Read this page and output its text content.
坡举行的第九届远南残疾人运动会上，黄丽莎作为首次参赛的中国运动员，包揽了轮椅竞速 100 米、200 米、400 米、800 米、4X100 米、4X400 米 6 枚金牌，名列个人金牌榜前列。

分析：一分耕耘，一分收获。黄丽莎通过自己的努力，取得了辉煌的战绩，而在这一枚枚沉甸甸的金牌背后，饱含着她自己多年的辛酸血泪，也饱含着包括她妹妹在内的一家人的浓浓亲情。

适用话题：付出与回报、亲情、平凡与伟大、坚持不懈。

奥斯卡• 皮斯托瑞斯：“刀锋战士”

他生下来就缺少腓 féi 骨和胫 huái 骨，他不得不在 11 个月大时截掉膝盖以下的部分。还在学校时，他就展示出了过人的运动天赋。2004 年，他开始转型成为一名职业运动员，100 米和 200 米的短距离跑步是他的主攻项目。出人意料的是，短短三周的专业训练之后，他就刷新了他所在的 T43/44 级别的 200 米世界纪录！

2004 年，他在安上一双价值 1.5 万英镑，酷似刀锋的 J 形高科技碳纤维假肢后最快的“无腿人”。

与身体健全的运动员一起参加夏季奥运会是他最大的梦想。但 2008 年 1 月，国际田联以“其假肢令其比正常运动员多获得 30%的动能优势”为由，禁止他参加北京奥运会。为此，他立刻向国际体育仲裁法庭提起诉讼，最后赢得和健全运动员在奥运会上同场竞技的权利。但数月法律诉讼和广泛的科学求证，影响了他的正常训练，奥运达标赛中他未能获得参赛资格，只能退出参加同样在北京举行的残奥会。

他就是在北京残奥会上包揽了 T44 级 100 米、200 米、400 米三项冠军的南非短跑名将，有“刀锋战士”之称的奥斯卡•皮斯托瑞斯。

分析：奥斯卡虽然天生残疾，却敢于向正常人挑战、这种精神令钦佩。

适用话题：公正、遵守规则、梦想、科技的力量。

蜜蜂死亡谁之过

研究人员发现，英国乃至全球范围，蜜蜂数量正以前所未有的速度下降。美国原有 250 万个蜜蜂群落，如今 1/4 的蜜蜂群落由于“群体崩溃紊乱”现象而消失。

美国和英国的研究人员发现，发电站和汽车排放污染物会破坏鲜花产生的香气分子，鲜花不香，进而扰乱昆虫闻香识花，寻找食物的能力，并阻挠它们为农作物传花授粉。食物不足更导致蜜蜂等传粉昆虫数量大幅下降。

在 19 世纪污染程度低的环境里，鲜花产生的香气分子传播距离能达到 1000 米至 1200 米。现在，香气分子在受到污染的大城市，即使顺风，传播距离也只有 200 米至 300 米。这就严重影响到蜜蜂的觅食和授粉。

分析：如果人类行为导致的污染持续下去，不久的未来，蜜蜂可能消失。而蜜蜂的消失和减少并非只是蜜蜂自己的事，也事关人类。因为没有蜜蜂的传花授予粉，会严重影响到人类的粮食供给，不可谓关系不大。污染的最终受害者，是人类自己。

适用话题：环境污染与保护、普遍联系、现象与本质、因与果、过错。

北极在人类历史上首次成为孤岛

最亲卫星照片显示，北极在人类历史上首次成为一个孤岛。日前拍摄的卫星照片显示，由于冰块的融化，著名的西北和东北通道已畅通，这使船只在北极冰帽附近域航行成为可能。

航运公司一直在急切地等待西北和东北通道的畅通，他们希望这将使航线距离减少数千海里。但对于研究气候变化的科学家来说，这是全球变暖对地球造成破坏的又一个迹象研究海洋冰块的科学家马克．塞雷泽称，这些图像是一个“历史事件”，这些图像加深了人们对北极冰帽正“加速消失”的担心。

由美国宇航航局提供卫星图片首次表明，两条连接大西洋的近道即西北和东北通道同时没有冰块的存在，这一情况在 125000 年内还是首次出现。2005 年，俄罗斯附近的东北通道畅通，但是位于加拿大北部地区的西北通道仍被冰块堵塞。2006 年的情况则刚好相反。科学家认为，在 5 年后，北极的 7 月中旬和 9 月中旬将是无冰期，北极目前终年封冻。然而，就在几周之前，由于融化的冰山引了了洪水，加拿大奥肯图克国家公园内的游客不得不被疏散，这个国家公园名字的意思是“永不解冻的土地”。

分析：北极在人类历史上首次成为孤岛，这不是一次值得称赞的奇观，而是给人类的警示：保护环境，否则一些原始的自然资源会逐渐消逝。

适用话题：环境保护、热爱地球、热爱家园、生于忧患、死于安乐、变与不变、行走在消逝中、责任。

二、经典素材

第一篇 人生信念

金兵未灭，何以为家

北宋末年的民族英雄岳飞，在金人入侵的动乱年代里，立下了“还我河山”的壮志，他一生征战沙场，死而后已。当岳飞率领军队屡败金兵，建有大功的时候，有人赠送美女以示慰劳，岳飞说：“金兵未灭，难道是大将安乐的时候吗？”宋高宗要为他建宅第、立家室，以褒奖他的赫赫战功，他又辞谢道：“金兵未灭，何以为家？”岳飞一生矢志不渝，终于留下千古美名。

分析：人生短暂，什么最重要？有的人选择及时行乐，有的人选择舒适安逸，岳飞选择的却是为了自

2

━━━━

Write out the data exactly as it stands.

Read this page and output its text content.
坡举行的第九届远南残疾人运动会上，黄丽莎作为首次参赛的中国运动员，包揽了轮椅竞速 100 米、200 米、400 米、800 米、4X100 米、4X400 米 6 枚金牌，名列个人金牌榜前列。

分析：一分耕耘，一分收获。黄丽莎通过自己的努力，取得了辉煌的战绩，而在这一枚枚沉甸甸的金牌背后，饱含着她自己多年的辛酸血泪，也饱含着包括她妹妹在内的一家人的浓浓亲情。

适用话题：付出与回报、亲情、平凡与伟大、坚持不懈。

奥斯卡• 皮斯托瑞斯：“刀锋战士”

他生下来就缺少腓 féi 骨和胫 huái 骨，他不得不在 11 个月大时截掉膝盖以下的部分。还在学校时，他就展示出了过人的运动天赋。2004 年，他开始转型成为一名职业运动员，100 米和 200 米的短距离跑步是他的主攻项目。出人意料的是，短短三周的专业训练之后，他就刷新了他所在的 T43/44 级别的 200 米世界纪录！

2004 年，他在安上一双价值 1.5 万英镑，酷似刀锋的 J 形高科技碳纤维假肢后最快的“无腿人”。

与身体健全的运动员一起参加夏季奥运会是他最大的梦想。但 2008 年 1 月，国际田联以“其假肢令其比正常运动员多获得 30%的动能优势”为由，禁止他参加北京奥运会。为此，他立刻向国际体育仲裁法庭提起诉讼，最后赢得和健全运动员在奥运会上同场竞技的权利。但数月法律诉讼和广泛的科学求证，影响了他的正常训练，奥运达标赛中他未能获得参赛资格，只能退出参加同样在北京举行的残奥会。

他就是在北京残奥会上包揽了 T44 级 100 米、200 米、400 米三项冠军的南非短跑名将，有“刀锋战士”之称的奥斯卡•皮斯托瑞斯。

分析：奥斯卡虽然天生残疾，却敢于向正常人挑战、这种精神令钦佩。

适用话题：公正、遵守规则、梦想、科技的力量。

蜜蜂死亡谁之过

研究人员发现，英国乃至全球范围，蜜蜂数量正以前所未有的速度下降。美国原有 250 万个蜜蜂群落，如今 1/4 的蜜蜂群落由于“群体崩溃紊乱”现象而消失。

美国和英国的研究人员发现，发电站和汽车排放污染物会破坏鲜花产生的香气分子，鲜花不香，进而扰乱昆虫闻香识花，寻找食物的能力，并阻挠它们为农作物传花授粉。食物不足更导致蜜蜂等传粉昆虫数量大幅下降。

在 19 世纪污染程度低的环境里，鲜花产生的香气分子传播距离能达到 1000 米至 1200 米。现在，香气分子在受到污染的大城市，即使顺风，传播距离也只有 200 米至 300 米。这就严重影响到蜜蜂的觅食和授粉。

分析：如果人类行为导致的污染持续下去，不久的未来，蜜蜂可能消失。而蜜蜂的消失和减少并非只是蜜蜂自己的事，也事关人类。因为没有蜜蜂的传花授予粉，会严重影响到人类的粮食供给，不可谓关系不大。污染的最终受害者，是人类自己。

适用话题：环境污染与保护、普遍联系、现象与本质、因与果、过错。

北极在人类历史上首次成为孤岛

最亲卫星照片显示，北极在人类历史上首次成为一个孤岛。日前拍摄的卫星照片显示，由于冰块的融化，著名的西北和东北通道已畅通，这使船只在北极冰帽附近域航行成为可能。

航运公司一直在急切地等待西北和东北通道的畅通，他们希望这将使航线距离减少数千海里。但对于研究气候变化的科学家来说，这是全球变暖对地球造成破坏的又一个迹象研究海洋冰块的科学家马克．塞雷泽称，这些图像是一个“历史事件”，这些图像加深了人们对北极冰帽正“加速消失”的担心。

由美国宇航航局提供卫星图片首次表明，两条连接大西洋的近道即西北和东北通道同时没有冰块的存在，这一情况在 125000 年内还是首次出现。2005 年，俄罗斯附近的东北通道畅通，但是位于加拿大北部地区的西北通道仍被冰块堵塞。2006 年的情况则刚好相反。科学家认为，在 5 年后，北极的 7 月中旬和 9 月中旬将是无冰期，北极目前终年封冻。然而，就在几周之前，由于融化的冰山引了了洪水，加拿大奥肯图克国家公园内的游客不得不被疏散，这个国家公园名字的意思是“永不解冻的土地”。

分析：北极在人类历史上首次成为孤岛，这不是一次值得称赞的奇观，而是给人类的警示：保护环境，否则一些原始的自然资源会逐渐消逝。

适用话题：环境保护、热爱地球、热爱家园、生于忧患、死于安乐、变与不变、行走在消逝中、责任。

二、经典素材

第一篇 人生信念

金兵未灭，何以为家

北宋末年的民族英雄岳飞，在金人入侵的动乱年代里，立下了“还我河山”的壮志，他一生征战沙场，死而后已。当岳飞率领军队屡败金兵，建有大功的时候，有人赠送美女以示慰劳，岳飞说：“金兵未灭，难道是大将安乐的时候吗？”宋高宗要为他建宅第、立家室，以褒奖他的赫赫战功，他又辞谢道：“金兵未灭，何以为家？”岳飞一生矢志不渝，终于留下千古美名。

分析：人生短暂，什么最重要？有的人选择及时行乐，有的人选择舒适安逸，岳飞选择的却是为了自

2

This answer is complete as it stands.